Start

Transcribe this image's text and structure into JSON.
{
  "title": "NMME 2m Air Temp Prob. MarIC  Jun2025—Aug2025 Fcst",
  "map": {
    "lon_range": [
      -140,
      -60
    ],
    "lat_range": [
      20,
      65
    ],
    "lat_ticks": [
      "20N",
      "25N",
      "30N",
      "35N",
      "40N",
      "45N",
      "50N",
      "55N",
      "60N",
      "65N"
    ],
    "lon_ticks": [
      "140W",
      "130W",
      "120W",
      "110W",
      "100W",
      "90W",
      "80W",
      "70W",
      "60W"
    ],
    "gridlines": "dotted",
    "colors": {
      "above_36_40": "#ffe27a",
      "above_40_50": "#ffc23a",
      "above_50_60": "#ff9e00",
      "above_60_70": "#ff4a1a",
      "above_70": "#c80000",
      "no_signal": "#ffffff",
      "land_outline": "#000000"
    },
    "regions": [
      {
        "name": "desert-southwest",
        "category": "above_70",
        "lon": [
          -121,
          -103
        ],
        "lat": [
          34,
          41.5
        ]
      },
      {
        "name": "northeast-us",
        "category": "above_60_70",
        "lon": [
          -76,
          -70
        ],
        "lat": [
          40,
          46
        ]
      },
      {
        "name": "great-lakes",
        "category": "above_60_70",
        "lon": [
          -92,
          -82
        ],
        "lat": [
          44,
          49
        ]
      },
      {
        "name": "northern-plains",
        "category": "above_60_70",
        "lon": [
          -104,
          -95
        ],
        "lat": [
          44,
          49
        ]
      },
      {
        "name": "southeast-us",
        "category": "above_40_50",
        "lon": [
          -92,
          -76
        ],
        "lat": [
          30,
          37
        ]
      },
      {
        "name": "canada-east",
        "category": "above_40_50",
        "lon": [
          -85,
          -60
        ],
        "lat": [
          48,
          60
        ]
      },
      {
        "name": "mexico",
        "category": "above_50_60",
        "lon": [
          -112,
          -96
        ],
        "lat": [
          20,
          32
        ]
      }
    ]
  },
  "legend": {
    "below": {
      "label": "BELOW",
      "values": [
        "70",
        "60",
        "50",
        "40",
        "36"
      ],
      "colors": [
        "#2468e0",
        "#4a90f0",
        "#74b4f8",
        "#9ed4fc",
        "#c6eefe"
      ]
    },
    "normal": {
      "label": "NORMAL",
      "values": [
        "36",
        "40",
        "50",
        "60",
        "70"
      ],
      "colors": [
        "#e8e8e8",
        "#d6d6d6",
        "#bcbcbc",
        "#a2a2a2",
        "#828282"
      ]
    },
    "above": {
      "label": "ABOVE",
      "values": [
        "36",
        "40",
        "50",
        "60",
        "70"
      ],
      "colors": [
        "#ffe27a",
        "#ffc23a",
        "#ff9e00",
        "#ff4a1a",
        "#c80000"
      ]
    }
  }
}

End

**PROBLEM TO WORK ON**
Print the records above exactly as they appear.

**RESPONSE TO THE TASK**
Transcribe this image's text and structure into JSON.
{
  "title": "NMME 2m Air Temp Prob. MarIC  Jun2025—Aug2025 Fcst",
  "map": {
    "lon_range": [
      -140,
      -60
    ],
    "lat_range": [
      20,
      65
    ],
    "lat_ticks": [
      "20N",
      "25N",
      "30N",
      "35N",
      "40N",
      "45N",
      "50N",
      "55N",
      "60N",
      "65N"
    ],
    "lon_ticks": [
      "140W",
      "130W",
      "120W",
      "110W",
      "100W",
      "90W",
      "80W",
      "70W",
      "60W"
    ],
    "gridlines": "dotted",
    "colors": {
      "above_36_40": "#ffe27a",
      "above_40_50": "#ffc23a",
      "above_50_60": "#ff9e00",
      "above_60_70": "#ff4a1a",
      "above_70": "#c80000",
      "no_signal": "#ffffff",
      "land_outline": "#000000"
    },
    "regions": [
      {
        "name": "desert-southwest",
        "category": "above_70",
        "lon": [
          -121,
          -103
        ],
        "lat": [
          34,
          41.5
        ]
      },
      {
        "name": "northeast-us",
        "category": "above_60_70",
        "lon": [
          -76,
          -70
        ],
        "lat": [
          40,
          46
        ]
      },
      {
        "name": "great-lakes",
        "category": "above_60_70",
        "lon": [
          -92,
          -82
        ],
        "lat": [
          44,
          49
        ]
      },
      {
        "name": "northern-plains",
        "category": "above_60_70",
        "lon": [
          -104,
          -95
        ],
        "lat": [
          44,
          49
        ]
      },
      {
        "name": "southeast-us",
        "category": "above_40_50",
        "lon": [
          -92,
          -76
        ],
        "lat": [
          30,
          37
        ]
      },
      {
        "name": "canada-east",
        "category": "above_40_50",
        "lon": [
          -85,
          -60
        ],
        "lat": [
          48,
          60
        ]
      },
      {
        "name": "mexico",
        "category": "above_50_60",
        "lon": [
          -112,
          -96
        ],
        "lat": [
          20,
          32
        ]
      }
    ]
  },
  "legend": {
    "below": {
      "label": "BELOW",
      "values": [
        "70",
        "60",
        "50",
        "40",
        "36"
      ],
      "colors": [
        "#2468e0",
        "#4a90f0",
        "#74b4f8",
        "#9ed4fc",
        "#c6eefe"
      ]
    },
    "normal": {
      "label": "NORMAL",
      "values": [
        "36",
        "40",
        "50",
        "60",
        "70"
      ],
      "colors": [
        "#e8e8e8",
        "#d6d6d6",
        "#bcbcbc",
        "#a2a2a2",
        "#828282"
      ]
    },
    "above": {
      "label": "ABOVE",
      "values": [
        "36",
        "40",
        "50",
        "60",
        "70"
      ],
      "colors": [
        "#ffe27a",
        "#ffc23a",
        "#ff9e00",
        "#ff4a1a",
        "#c80000"
      ]
    }
  }
}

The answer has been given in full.